- Short task
Where a line contains the string "constant", copy that line.

- Data shown

* * * * * * *

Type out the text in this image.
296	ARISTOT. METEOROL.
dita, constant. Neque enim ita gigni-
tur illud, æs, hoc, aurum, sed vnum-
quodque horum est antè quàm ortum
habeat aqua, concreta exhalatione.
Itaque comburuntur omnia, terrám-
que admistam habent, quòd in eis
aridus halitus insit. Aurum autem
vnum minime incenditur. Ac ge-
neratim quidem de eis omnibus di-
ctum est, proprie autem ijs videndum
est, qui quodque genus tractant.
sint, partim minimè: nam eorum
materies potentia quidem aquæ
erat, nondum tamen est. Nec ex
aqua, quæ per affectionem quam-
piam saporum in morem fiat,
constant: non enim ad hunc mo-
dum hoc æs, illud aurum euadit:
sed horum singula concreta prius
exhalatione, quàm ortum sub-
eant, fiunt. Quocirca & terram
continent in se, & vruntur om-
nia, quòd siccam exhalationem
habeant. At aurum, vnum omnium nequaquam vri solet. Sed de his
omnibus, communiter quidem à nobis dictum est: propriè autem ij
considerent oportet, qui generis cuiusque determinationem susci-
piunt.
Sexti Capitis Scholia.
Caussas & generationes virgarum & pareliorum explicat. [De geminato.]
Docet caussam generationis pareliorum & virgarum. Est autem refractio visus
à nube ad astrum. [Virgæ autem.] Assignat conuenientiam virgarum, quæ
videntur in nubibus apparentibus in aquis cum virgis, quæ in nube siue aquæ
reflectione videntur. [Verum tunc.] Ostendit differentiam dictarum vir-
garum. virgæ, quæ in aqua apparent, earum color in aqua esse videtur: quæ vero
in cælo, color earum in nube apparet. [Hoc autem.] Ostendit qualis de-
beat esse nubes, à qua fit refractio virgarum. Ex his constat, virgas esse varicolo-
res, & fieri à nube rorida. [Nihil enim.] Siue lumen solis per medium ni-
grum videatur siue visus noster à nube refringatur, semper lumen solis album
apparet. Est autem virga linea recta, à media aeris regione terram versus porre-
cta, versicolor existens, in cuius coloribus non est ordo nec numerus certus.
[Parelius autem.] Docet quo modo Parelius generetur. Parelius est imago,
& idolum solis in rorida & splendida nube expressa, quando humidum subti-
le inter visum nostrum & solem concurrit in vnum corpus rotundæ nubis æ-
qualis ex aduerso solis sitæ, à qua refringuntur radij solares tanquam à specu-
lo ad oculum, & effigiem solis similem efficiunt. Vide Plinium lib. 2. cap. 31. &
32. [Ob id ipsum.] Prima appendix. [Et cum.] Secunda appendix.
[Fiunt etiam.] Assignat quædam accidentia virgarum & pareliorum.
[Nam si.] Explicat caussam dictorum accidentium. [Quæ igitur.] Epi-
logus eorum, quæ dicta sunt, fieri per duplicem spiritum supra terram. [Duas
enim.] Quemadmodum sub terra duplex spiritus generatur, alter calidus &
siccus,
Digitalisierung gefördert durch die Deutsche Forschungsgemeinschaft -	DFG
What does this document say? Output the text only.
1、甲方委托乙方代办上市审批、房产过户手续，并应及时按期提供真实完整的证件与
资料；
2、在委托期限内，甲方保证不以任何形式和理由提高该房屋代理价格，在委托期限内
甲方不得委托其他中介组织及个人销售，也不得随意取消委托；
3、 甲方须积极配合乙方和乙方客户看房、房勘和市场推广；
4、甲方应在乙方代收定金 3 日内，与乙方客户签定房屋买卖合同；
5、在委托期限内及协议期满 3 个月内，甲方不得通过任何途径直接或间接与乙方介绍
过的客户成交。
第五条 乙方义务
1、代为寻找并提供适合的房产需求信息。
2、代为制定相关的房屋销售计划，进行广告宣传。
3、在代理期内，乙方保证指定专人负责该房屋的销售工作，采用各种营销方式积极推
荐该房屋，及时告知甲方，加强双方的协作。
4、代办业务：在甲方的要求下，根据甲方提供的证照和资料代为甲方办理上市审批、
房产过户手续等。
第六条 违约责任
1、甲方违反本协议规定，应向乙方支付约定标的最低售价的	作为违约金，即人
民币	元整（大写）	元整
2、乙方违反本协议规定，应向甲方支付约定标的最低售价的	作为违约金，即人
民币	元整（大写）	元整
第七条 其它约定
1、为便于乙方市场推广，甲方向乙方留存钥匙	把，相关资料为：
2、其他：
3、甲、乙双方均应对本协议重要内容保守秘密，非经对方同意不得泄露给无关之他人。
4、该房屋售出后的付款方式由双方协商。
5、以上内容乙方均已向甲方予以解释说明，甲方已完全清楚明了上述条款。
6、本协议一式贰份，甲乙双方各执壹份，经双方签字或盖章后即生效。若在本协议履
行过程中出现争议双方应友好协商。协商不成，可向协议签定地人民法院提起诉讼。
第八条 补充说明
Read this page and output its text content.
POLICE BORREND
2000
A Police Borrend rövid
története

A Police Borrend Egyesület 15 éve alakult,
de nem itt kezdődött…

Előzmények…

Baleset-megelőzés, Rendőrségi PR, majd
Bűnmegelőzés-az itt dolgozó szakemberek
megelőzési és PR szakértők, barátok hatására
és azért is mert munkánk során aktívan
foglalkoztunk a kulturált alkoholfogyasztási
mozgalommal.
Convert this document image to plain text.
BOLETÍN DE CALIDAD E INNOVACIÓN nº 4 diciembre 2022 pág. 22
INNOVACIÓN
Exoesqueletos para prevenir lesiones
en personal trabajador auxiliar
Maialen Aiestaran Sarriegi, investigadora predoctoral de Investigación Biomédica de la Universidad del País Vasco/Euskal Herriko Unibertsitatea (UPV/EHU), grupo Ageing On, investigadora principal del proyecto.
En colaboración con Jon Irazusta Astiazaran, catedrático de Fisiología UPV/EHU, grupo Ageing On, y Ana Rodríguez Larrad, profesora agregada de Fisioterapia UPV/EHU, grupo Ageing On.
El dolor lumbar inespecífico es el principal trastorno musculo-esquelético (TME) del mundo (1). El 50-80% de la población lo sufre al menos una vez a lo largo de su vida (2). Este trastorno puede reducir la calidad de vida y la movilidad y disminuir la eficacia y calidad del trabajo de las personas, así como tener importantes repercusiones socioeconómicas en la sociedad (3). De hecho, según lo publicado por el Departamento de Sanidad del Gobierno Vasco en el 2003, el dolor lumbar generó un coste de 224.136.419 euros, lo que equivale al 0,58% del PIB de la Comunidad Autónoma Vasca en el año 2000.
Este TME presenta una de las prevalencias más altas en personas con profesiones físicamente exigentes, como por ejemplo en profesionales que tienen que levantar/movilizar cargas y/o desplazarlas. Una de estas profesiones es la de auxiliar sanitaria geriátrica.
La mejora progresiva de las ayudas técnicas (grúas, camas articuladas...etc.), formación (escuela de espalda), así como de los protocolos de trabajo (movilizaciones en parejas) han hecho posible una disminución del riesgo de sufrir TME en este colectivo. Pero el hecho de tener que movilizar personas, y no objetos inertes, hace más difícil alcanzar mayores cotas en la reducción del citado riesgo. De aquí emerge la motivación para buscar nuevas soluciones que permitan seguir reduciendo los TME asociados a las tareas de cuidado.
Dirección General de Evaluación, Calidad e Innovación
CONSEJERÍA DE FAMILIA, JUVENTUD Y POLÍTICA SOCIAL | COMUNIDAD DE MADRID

* * * * * * *

- Reply to the exercise
dita, constant. Neque enim ita gigni-
constant: non enim ad hunc mo-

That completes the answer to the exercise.